Hier, Bosco Ntaganda s’est adressé à la Chambre d’appel de la Cour pénale internationale (CPI), pour faire appel de sa condamnation et de sa peine de 30 ans de prison. En juillet 2019, M. Ntaganda a été déclaré coupable de 18 chefs de crimes de guerre et de crimes contre l’humanité, commis en 2002 et 2003 alors qu’il exerçait les fonctions de commandant en chef de l’Union des patriotes congolais (UPC) / des Forces patriotiques pour la libération du Congo (FPLC). Vous trouverez ci-dessous la transcription de sa déclaration. (Nous avons pris note de sa déclaration en anglais. Celle-ci n’est pas une traduction officielle.)
« Monsieur le Président, Messieurs les juges de la Chambre d’appel, je suis très heureux de pouvoir prendre la parole devant vous aujourd’hui. J’attends ce moment depuis longtemps … depuis que les juges ont décidé de me condamner pour l’ensemble des charges retenues à mon encontre. Être debout pour écouter les juges me condamner a été un des moments les plus douloureux de ma vie. C’est à dire que, lorsque j’ai entendu le juge président de la Chambre de première instance s’exprimer, j’ai pensé qu’il prononçait une double condamnation. Cette condamnation concerne l’ensemble des charges portées à mon encontre même si mon équipe de défense a déposé ses observations et arguments tout au long du procès, mais ces arguments n’ont pas été pris en compte.
À ce moment-là, j’ai été tenté de baisser les bras mais j’ai changé d’avis. Mon équipe de défense et moi-même avons décidé de continuer à travailler sans relâche et il en est résulté que tous les documents et dossiers qui ont été déposés dans la présente affaire ont été confirmés lors de la présente audience. Par conséquent, j’aimerai vivement vous remercier pour le temps que vous m’avez accordé et tout particulièrement en cette période de crise qui affecte le monde entier. J’aimerai exprimer ma gratitude au juge président et à toutes les autorités de la CPI d’avoir permis à mon épouse et à mon fils de participer à cette audience. J’aimerai également remercier ma famille et tous mes enfants de leur soutien continu et pour avoir cru en moi, même si je n’étais pas présent à la maison.

__________

CONSIGNE 1
Reproduisez sans rien changer les lignes de la liste situées entre celle qui contient « staticText: 居民身份证 bbox=[332, 196, 417, 221] » et celle qui contient « staticText: 凭证信息 bbox=[29, 294, 101, 321] », ces deux lignes comprises.

__________

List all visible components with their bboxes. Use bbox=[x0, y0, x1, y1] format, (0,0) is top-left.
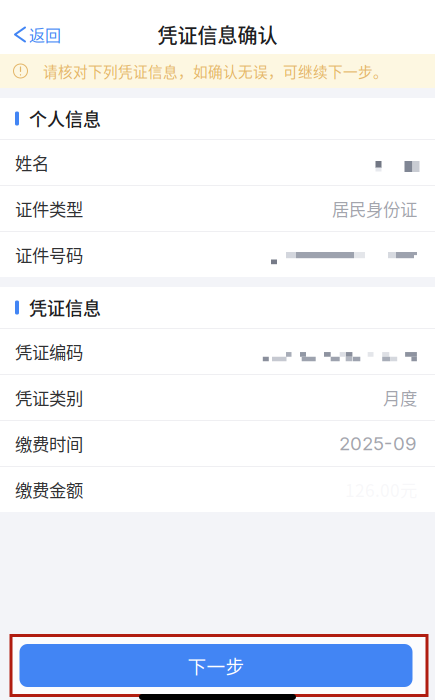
staticText: 居民身份证 bbox=[332, 196, 417, 221]
staticText: 月度 bbox=[383, 385, 417, 410]
button[interactable]: 返回 bbox=[0, 15, 73, 54]
staticText: 2025-09 bbox=[339, 432, 417, 455]
staticText: 缴费金额 bbox=[15, 477, 83, 502]
staticText: 返回 bbox=[29, 23, 61, 46]
staticText: 凭证信息 bbox=[29, 294, 101, 321]
staticText: 证件号码 bbox=[15, 242, 83, 267]
staticText: 个人信息 bbox=[29, 106, 101, 132]
staticText: 凭证信息确认 bbox=[158, 20, 278, 49]
staticText: 姓名 bbox=[15, 150, 49, 175]
staticText: 下一步 bbox=[188, 652, 244, 679]
staticText: 证件类型 bbox=[15, 196, 83, 221]
staticText: 缴费时间 bbox=[15, 431, 83, 456]
staticText: 凭证编码 bbox=[15, 339, 83, 364]
staticText: 凭证类别 bbox=[15, 385, 83, 410]
button[interactable]: 下一步 bbox=[22, 644, 416, 687]
staticText: 请核对下列凭证信息，如确认无误，可继续下一步。 bbox=[43, 60, 388, 82]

__________

CONSIGNE 2
D'après la page, de combien de chefs M. Ntaganda a-t-il été déclaré coupable en juillet 2019 ?

CORRIGÉ 1
staticText: 居民身份证 bbox=[332, 196, 417, 221]
staticText: 月度 bbox=[383, 385, 417, 410]
button[interactable]: 返回 bbox=[0, 15, 73, 54]
staticText: 2025-09 bbox=[339, 432, 417, 455]
staticText: 缴费金额 bbox=[15, 477, 83, 502]
staticText: 返回 bbox=[29, 23, 61, 46]
staticText: 凭证信息 bbox=[29, 294, 101, 321]

CORRIGÉ 2
De 18 chefs de crimes de guerre et de crimes contre l'humanité.